::: Supplied text

According to Mitsubishi, the process relies on a hindered amine solvent to capture 90% of CO2 emissions. In amine-based CO2 capture processes, flue gas is run through an amine solution that absorbs CO2. Subsequent heating strips out the gas for compression and transport.
Some coal plant operators believe emission control costs for CO2 and other pollutants can be offset by converting the compounds to valuable chemicals. One is SaskPower, a Canadian utility that plans to start up a coal-fired power plant designed with state-of-the-art SO2, NOx, and carbon capture controls.
The company acknowledges that the 110-MW plant, called Boundary Dam Unit 3, will produce electricity at higher cost than two adjacent coal-burning units at the western Canada site. However, electricity costs will be “competitive with new natural gas combined-cycle generation,” a SaskPower spokesman says. Revenue from sales of CO2, sulfuric acid, and coal fly ash “will help offset higher generating costs.”
As at the Southern unit in Alabama, the Boundary Dam Unit 3 plant will use an amine-based solvent to capture CO2.SaskPower is using technology from Shell subsidiary Cansolv Technologies that was first developed to remove SO2 from sulfuric acid plant flue gas. Cansolv later adapted the process for CO2 removal, and SaskPower will use it for both purposes.
Others are working on similar carbon capture technology. BASF received a $2 million DOE grant in 2010 to develop a nonaqueous amine solvent system; BASF’s partner in the project is RTI International, a North Carolina-based research organization. BASF says the system could lower carbon capture costs to 40% below conventional amine-based processes.

::::::

Continue the text on carbon capture at coal plants, picking up right after its last sentence. The entries that come next have nothing to do with this.

::: Raw data

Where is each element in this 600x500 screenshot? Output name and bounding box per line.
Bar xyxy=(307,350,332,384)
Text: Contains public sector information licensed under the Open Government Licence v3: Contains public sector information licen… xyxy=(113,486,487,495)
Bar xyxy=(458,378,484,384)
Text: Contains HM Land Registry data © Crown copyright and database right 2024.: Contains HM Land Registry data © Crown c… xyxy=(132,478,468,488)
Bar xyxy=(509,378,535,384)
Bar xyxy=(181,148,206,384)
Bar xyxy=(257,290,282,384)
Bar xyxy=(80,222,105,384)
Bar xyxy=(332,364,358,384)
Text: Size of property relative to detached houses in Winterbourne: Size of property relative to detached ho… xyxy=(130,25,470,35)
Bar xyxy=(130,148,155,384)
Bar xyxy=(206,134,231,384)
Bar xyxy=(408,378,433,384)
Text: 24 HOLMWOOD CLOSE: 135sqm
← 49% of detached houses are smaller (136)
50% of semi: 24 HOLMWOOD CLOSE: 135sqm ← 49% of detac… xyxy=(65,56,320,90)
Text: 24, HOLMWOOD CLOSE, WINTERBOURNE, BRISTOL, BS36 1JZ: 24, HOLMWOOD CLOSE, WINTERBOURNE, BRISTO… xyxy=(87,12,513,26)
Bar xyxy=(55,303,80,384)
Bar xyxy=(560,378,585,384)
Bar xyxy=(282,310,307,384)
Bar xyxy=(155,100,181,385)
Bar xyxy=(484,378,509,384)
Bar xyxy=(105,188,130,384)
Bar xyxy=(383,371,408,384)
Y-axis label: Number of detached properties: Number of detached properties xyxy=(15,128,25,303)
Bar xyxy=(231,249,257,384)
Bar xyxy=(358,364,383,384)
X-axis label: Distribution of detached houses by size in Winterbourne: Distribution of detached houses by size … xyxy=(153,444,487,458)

::::::

» **Reply to the task**:
In Germany, where the government plans to shutter nuclear power plants by 2022, coal-fired plants are slated to take up some of the slack. BASF has partnered with power generator RWE and industrial gas firm Linde to perfect carbon capture. They have a pilot CO2 scrubbing plant in Niederaussem and say they expect their amine-based technology to be commercially viable by 2020.
CO2 Solutions, a spin-off from Canada’s Laval University, also aims to develop an amine-based sorbent that can lower carbon capture costs by 40% or more, says CEO Glenn R. Kelly. The firm has patented an enzyme, carbonic anhydrase, that boosts the efficiency of amine-based sorbents.
Carbonic anhydrase, Kelly explains, is the same enzyme that manages the human respiratory process. When added to an amine-based solvent, the enzyme creates an “industrial lung” capable of repeatedly absorbing and releasing CO2.
The firm has worked with enzyme specialist Codexis, which owns 13% of CO2 Solutions, to improve the enzyme’s performance for carbon capture. The technology is still a few years away from commercialization. Codexis demonstrated proof of concept during a test run earlier this year at DOE’s National Carbon Capture Center in Wilsonville, Ala.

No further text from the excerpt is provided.